> YOUR OBJECTIVE
Duplicate the passage on nostalgia word for word, everything from "Your nostalgia was" down to "painful to recall.".

>> start EXTRACT

Nostalgia is correctly used as a state of being or condition experienced most often by humans. If you were to humanize it, speak in terms of what it wants, you'd be committing a tort called the pathetic fallacy. Doing this, you observe how nostalgia wants you focused on the good old days, the rituals you performed or witnessed being performed then, with individuals you were with at the time.
Nostalgia wants to make you yearn for past times, allows you do do so, then yanks the table cloth from under the dishes with a deft, wicked snap, leaving you with a sense of loss, both of a particular time and its accouterments and of the overall passage of time.
The memorable poet, William Carlos Williams, wrote any number of memorable poems, but one in particular results for you because of those three opening lines before the payoff:
so much depends
upon
a red wheel
barrow
glazed with rain
water
beside the white
chickens
So much depends on where and who you were when you first experienced nostalgia. You were barely into double digits of age and you were homesick for California, filled with nostalgia for it and the places you'd come to know even though you did not at the time understand why the places meant so much to you. You'd have nightmares in which you were somehow unable to leave Florida.
Your nostalgia was for being outside on the street in Los Angeles, where the season was close to what it is now, and you were with friends, with no clue that you'd soon grow apart from most of them. Your definition of friend was different than it has become over the years. The big draw was the way twilight seemed to hang on the evening and conversation, such as it was, flickered like dreams so reaching and exquisite that they were painful to recall.

>> end EXTRACT
>> start DATA SUPPLIED

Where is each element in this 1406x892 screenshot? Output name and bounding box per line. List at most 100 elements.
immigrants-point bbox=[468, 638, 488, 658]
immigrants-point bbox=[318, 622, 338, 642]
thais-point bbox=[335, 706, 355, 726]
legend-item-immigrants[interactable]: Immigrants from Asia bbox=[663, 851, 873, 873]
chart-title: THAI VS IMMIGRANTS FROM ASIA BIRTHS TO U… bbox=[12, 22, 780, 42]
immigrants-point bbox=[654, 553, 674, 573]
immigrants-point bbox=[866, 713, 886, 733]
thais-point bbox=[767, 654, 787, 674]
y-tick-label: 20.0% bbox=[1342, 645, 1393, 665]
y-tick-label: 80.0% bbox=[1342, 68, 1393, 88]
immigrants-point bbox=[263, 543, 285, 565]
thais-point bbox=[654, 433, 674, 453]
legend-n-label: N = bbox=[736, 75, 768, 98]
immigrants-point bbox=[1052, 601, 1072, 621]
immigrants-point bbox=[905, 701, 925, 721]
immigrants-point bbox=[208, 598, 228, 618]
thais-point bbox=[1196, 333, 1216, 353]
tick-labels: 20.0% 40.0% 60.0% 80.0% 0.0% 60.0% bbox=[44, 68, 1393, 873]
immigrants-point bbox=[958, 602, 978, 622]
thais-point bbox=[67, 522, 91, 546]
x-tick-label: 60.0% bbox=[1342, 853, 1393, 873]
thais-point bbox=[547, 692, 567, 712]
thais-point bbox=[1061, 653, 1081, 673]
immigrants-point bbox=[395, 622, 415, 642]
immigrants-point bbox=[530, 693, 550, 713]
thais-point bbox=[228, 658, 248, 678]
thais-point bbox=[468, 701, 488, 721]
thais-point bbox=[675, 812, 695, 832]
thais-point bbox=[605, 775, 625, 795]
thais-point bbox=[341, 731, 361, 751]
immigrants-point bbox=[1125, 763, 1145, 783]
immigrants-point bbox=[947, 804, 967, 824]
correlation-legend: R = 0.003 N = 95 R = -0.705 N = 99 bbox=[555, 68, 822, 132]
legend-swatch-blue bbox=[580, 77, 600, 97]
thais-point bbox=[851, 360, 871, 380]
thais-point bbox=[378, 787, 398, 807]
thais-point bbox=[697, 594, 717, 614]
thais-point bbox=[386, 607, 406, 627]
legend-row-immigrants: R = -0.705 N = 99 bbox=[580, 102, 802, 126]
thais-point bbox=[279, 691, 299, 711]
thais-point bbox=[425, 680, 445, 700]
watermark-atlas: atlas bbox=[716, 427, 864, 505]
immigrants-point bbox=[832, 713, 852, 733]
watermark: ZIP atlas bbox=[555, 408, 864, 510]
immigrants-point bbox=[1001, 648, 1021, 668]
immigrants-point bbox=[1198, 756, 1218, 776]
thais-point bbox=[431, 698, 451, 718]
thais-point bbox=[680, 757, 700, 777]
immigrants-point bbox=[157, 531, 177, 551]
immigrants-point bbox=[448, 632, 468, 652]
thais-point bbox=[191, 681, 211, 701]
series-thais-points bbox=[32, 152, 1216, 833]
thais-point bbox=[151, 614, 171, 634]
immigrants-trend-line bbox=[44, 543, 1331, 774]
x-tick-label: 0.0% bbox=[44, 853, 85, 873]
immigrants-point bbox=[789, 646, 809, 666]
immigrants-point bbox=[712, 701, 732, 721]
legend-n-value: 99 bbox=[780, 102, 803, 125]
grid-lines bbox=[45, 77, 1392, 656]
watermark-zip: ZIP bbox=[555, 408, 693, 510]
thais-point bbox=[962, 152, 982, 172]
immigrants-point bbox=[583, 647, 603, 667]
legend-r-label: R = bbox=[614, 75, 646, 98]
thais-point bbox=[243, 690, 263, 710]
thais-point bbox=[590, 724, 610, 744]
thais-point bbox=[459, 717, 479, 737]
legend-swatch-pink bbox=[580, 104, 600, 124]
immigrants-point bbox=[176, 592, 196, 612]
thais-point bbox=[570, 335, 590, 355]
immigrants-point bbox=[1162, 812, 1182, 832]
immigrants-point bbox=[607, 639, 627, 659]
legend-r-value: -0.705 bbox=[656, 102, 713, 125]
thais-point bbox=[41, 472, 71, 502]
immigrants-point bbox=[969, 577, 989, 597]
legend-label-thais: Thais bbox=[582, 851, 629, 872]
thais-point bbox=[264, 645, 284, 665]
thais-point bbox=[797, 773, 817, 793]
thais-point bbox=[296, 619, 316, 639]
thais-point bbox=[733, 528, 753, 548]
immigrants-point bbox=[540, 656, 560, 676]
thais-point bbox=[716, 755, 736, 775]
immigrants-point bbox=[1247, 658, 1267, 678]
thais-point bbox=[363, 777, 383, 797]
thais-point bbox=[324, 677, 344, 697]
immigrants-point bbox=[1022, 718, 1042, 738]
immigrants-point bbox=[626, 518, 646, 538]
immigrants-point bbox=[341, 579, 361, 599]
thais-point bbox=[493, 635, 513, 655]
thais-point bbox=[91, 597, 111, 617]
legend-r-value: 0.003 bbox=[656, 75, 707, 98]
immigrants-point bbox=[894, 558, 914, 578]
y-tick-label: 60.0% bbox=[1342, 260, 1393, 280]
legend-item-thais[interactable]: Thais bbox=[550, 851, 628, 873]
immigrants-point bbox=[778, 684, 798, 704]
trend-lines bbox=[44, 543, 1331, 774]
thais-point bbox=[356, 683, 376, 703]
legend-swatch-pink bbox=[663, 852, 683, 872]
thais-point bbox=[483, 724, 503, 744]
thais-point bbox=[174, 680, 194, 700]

>> end DATA SUPPLIED

> SOLUTION
Your nostalgia was for being outside on the street in Los Angeles, where the season was close to what it is now, and you were with friends, with no clue that you'd soon grow apart from most of them. Your definition of friend was different than it has become over the years. The big draw was the way twilight seemed to hang on the evening and conversation, such as it was, flickered like dreams so reaching and exquisite that they were painful to recall.